▶ Your instructions
Only lines with the string "личность" matter here; gather them from the material below.

[Stored items]

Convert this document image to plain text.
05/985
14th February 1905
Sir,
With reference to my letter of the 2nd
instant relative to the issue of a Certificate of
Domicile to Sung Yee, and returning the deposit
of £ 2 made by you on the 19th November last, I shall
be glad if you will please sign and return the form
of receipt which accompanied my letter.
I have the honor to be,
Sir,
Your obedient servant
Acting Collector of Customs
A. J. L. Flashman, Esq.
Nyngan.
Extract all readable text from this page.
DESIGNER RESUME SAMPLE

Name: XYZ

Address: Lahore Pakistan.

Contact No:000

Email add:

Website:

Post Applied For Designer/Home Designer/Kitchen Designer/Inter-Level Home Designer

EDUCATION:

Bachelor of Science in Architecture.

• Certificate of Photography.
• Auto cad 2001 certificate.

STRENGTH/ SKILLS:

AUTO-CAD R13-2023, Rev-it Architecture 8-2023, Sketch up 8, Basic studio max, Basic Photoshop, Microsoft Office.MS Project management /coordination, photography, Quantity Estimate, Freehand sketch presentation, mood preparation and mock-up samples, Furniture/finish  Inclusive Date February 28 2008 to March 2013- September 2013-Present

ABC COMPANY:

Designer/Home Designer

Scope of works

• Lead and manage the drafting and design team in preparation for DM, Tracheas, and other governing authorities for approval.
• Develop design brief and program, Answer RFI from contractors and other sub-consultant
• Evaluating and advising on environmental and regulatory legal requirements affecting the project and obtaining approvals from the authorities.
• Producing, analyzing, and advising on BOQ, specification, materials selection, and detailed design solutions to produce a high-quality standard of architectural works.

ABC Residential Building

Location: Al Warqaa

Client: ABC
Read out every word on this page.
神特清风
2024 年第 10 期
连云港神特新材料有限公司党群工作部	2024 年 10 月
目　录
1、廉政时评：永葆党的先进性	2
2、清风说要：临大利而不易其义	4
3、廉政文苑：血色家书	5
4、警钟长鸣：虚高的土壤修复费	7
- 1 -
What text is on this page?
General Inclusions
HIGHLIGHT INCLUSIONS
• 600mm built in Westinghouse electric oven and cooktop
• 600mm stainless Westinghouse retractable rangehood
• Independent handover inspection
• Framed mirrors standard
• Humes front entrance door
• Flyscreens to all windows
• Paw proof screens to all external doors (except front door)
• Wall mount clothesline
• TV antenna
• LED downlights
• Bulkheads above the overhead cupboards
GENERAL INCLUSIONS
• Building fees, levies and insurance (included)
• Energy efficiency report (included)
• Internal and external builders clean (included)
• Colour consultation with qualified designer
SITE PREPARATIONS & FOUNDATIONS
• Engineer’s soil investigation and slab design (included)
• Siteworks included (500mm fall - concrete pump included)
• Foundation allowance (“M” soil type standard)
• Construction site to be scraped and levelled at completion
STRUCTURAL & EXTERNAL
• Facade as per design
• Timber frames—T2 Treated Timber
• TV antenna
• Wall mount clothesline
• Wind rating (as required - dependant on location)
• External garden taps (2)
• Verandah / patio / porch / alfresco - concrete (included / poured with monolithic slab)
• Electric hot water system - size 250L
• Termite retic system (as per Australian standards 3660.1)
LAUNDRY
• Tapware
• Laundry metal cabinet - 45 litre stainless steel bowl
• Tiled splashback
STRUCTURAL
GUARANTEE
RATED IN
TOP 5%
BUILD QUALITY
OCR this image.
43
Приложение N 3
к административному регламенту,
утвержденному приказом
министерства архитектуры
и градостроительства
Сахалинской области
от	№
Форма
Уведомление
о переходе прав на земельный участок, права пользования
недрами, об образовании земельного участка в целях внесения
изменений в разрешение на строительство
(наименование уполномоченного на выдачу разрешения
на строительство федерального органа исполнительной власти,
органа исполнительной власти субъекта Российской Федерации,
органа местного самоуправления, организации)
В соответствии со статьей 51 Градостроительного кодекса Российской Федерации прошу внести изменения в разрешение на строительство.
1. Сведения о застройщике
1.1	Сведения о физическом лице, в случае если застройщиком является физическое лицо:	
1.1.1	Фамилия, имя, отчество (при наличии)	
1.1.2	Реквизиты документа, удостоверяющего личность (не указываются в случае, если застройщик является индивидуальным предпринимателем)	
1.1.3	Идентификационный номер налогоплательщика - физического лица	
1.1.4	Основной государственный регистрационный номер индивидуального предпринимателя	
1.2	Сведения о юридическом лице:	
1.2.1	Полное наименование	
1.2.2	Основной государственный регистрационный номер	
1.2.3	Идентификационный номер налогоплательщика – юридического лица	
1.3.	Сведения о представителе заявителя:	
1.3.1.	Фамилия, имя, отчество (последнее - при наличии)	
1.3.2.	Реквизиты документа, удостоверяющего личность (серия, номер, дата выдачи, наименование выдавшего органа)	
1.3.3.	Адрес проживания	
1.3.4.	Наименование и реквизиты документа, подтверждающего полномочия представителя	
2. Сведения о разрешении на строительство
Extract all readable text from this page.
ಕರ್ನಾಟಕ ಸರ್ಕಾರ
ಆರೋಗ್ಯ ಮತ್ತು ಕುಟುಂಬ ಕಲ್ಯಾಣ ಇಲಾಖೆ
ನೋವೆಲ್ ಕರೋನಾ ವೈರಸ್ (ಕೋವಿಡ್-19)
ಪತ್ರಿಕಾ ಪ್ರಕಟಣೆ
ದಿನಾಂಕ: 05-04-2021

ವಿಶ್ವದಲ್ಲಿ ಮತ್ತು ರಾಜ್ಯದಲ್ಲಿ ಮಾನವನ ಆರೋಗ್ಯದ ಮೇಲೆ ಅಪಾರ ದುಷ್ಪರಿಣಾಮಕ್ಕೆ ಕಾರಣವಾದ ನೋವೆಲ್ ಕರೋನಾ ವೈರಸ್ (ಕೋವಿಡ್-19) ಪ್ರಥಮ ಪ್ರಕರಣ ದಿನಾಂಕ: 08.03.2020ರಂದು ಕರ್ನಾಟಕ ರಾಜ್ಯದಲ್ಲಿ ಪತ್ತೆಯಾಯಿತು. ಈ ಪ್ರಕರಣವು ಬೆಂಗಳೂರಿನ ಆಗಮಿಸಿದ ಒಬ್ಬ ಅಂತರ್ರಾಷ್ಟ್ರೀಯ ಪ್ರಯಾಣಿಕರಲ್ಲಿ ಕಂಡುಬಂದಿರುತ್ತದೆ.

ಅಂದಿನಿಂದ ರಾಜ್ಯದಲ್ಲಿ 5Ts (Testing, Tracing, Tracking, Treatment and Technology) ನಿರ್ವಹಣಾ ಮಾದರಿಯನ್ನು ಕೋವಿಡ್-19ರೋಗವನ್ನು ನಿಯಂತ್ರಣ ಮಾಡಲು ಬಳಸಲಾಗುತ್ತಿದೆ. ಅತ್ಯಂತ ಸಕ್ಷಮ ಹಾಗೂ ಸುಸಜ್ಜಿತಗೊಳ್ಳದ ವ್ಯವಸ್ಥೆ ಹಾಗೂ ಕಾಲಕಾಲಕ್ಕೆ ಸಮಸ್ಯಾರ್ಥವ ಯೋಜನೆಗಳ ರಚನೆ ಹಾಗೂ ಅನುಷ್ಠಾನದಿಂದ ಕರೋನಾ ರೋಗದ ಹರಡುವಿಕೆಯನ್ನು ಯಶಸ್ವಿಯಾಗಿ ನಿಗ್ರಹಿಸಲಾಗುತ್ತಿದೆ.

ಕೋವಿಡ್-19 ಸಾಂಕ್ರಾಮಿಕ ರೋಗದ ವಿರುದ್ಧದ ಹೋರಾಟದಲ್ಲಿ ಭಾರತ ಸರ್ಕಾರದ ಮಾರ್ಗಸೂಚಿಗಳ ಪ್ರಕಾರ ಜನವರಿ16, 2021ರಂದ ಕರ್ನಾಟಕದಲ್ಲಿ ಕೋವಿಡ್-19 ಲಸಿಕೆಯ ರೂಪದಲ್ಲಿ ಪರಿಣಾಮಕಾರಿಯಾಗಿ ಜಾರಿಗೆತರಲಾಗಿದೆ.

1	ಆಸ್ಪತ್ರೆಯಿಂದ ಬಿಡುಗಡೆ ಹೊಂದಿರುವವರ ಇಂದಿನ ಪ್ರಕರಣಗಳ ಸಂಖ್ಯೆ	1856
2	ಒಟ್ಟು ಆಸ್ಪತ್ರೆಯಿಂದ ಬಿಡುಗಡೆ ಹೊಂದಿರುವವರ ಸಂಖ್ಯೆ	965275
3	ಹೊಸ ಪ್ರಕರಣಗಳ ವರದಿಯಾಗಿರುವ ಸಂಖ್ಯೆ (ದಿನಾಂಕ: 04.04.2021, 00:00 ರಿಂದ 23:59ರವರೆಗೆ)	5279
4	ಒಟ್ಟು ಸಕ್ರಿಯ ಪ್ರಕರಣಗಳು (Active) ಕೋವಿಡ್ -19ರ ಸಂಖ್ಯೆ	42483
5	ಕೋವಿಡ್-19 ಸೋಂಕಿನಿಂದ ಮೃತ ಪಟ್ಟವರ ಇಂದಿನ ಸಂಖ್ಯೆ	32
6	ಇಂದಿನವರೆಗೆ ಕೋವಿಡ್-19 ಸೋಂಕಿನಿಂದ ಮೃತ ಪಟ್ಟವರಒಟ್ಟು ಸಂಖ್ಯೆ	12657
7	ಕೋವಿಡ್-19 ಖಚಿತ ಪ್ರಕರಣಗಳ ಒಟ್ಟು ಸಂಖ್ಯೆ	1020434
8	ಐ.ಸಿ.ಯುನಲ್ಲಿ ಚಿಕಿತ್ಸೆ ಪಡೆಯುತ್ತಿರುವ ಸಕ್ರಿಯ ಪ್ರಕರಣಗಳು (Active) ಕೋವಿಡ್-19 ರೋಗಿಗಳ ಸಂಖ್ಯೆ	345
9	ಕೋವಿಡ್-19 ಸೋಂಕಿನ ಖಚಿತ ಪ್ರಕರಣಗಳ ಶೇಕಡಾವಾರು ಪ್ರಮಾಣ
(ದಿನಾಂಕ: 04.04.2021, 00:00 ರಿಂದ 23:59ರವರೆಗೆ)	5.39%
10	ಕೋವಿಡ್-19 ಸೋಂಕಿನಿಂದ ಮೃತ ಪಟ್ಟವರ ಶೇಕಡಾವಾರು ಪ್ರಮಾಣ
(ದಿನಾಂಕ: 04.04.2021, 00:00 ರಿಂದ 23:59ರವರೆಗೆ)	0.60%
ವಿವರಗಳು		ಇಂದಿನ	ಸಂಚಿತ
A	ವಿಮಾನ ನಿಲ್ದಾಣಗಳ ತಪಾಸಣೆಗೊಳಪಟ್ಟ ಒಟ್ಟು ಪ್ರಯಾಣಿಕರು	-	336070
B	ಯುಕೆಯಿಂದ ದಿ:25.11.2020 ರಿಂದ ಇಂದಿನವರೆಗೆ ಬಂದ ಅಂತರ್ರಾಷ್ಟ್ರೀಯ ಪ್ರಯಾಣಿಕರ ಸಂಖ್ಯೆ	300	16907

▶ Correct response
1.1.2	Реквизиты документа, удостоверяющего личность (не указываются в случае, если застройщик является индивидуальным предпринимателем)	
1.3.2.	Реквизиты документа, удостоверяющего личность (серия, номер, дата выдачи, наименование выдавшего органа)	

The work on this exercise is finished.